[Stored items]

════════════════════

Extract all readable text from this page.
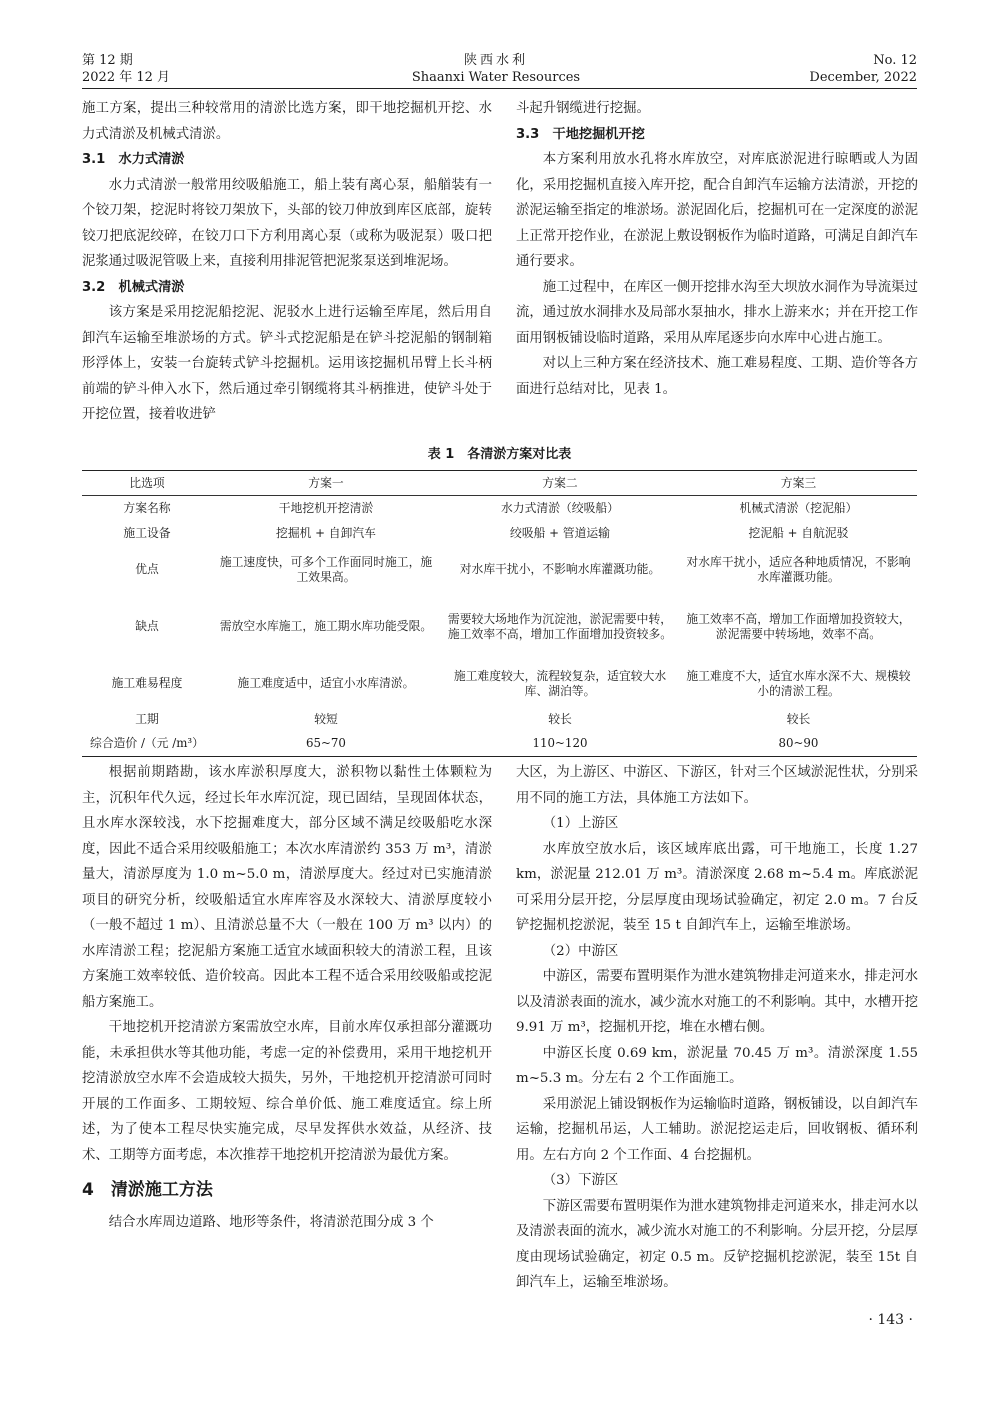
第 12 期
2022 年 12 月
陕西水利
Shaanxi Water Resources
No. 12
December, 2022

施工方案，提出三种较常用的清淤比选方案，即干地挖掘机开挖、水力式清淤及机械式清淤。

3.1　水力式清淤

水力式清淤一般常用绞吸船施工，船上装有离心泵，船艏装有一个铰刀架，挖泥时将铰刀架放下，头部的铰刀伸放到库区底部，旋转铰刀把底泥绞碎，在铰刀口下方利用离心泵（或称为吸泥泵）吸口把泥浆通过吸泥管吸上来，直接利用排泥管把泥浆泵送到堆泥场。

3.2　机械式清淤

该方案是采用挖泥船挖泥、泥驳水上进行运输至库尾，然后用自卸汽车运输至堆淤场的方式。铲斗式挖泥船是在铲斗挖泥船的钢制箱形浮体上，安装一台旋转式铲斗挖掘机。运用该挖掘机吊臂上长斗柄前端的铲斗伸入水下，然后通过牵引钢缆将其斗柄推进，使铲斗处于开挖位置，接着收进铲

斗起升钢缆进行挖掘。

3.3　干地挖掘机开挖

本方案利用放水孔将水库放空，对库底淤泥进行晾晒或人为固化，采用挖掘机直接入库开挖，配合自卸汽车运输方法清淤，开挖的淤泥运输至指定的堆淤场。淤泥固化后，挖掘机可在一定深度的淤泥上正常开挖作业，在淤泥上敷设钢板作为临时道路，可满足自卸汽车通行要求。

施工过程中，在库区一侧开挖排水沟至大坝放水洞作为导流渠过流，通过放水洞排水及局部水泵抽水，排水上游来水；并在开挖工作面用钢板铺设临时道路，采用从库尾逐步向水库中心进占施工。

对以上三种方案在经济技术、施工难易程度、工期、造价等各方面进行总结对比，见表 1。

表 1　各清淤方案对比表
比选项	方案一	方案二	方案三
方案名称	干地挖机开挖清淤	水力式清淤（绞吸船）	机械式清淤（挖泥船）
施工设备	挖掘机 + 自卸汽车	绞吸船 + 管道运输	挖泥船 + 自航泥驳
优点	施工速度快，可多个工作面同时施工，施工效果高。	对水库干扰小，不影响水库灌溉功能。	对水库干扰小，适应各种地质情况，不影响水库灌溉功能。
缺点	需放空水库施工，施工期水库功能受限。	需要较大场地作为沉淀池，淤泥需要中转，施工效率不高，增加工作面增加投资较多。	施工效率不高，增加工作面增加投资较大，淤泥需要中转场地，效率不高。
施工难易程度	施工难度适中，适宜小水库清淤。	施工难度较大，流程较复杂，适宜较大水库、湖泊等。	施工难度不大，适宜水库水深不大、规模较小的清淤工程。
工期	较短	较长	较长
综合造价 /（元 /m³）	65~70	110~120	80~90

根据前期踏勘，该水库淤积厚度大，淤积物以黏性土体颗粒为主，沉积年代久远，经过长年水库沉淀，现已固结，呈现固体状态，且水库水深较浅，水下挖掘难度大，部分区域不满足绞吸船吃水深度，因此不适合采用绞吸船施工；本次水库清淤约 353 万 m³，清淤量大，清淤厚度为 1.0 m~5.0 m，清淤厚度大。经过对已实施清淤项目的研究分析，绞吸船适宜水库库容及水深较大、清淤厚度较小（一般不超过 1 m）、且清淤总量不大（一般在 100 万 m³ 以内）的水库清淤工程；挖泥船方案施工适宜水域面积较大的清淤工程，且该方案施工效率较低、造价较高。因此本工程不适合采用绞吸船或挖泥船方案施工。

干地挖机开挖清淤方案需放空水库，目前水库仅承担部分灌溉功能，未承担供水等其他功能，考虑一定的补偿费用，采用干地挖机开挖清淤放空水库不会造成较大损失，另外，干地挖机开挖清淤可同时开展的工作面多、工期较短、综合单价低、施工难度适宜。综上所述，为了使本工程尽快实施完成，尽早发挥供水效益，从经济、技术、工期等方面考虑，本次推荐干地挖机开挖清淤为最优方案。

4　清淤施工方法

结合水库周边道路、地形等条件，将清淤范围分成 3 个

大区，为上游区、中游区、下游区，针对三个区域淤泥性状，分别采用不同的施工方法，具体施工方法如下。

（1）上游区

水库放空放水后，该区域库底出露，可干地施工，长度 1.27 km，淤泥量 212.01 万 m³。清淤深度 2.68 m~5.4 m。库底淤泥可采用分层开挖，分层厚度由现场试验确定，初定 2.0 m。7 台反铲挖掘机挖淤泥，装至 15 t 自卸汽车上，运输至堆淤场。

（2）中游区

中游区，需要布置明渠作为泄水建筑物排走河道来水，排走河水以及清淤表面的流水，减少流水对施工的不利影响。其中，水槽开挖 9.91 万 m³，挖掘机开挖，堆在水槽右侧。

中游区长度 0.69 km，淤泥量 70.45 万 m³。清淤深度 1.55 m~5.3 m。分左右 2 个工作面施工。

采用淤泥上铺设钢板作为运输临时道路，钢板铺设，以自卸汽车运输，挖掘机吊运，人工辅助。淤泥挖运走后，回收钢板、循环利用。左右方向 2 个工作面、4 台挖掘机。

（3）下游区

下游区需要布置明渠作为泄水建筑物排走河道来水，排走河水以及清淤表面的流水，减少流水对施工的不利影响。分层开挖，分层厚度由现场试验确定，初定 0.5 m。反铲挖掘机挖淤泥，装至 15t 自卸汽车上，运输至堆淤场。

· 143 ·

════════════════════

EXERCISE BRIEF: Using the entries above, find all lines with "清淤深度". Copy them.

SOLUTION TO THE EXERCISE:
水库放空放水后，该区域库底出露，可干地施工，长度 1.27 km，淤泥量 212.01 万 m³。清淤深度 2.68 m~5.4 m。库底淤泥可采用分层开挖，分层厚度由现场试验确定，初定 2.0 m。7 台反铲挖掘机挖淤泥，装至 15 t 自卸汽车上，运输至堆淤场。
中游区长度 0.69 km，淤泥量 70.45 万 m³。清淤深度 1.55 m~5.3 m。分左右 2 个工作面施工。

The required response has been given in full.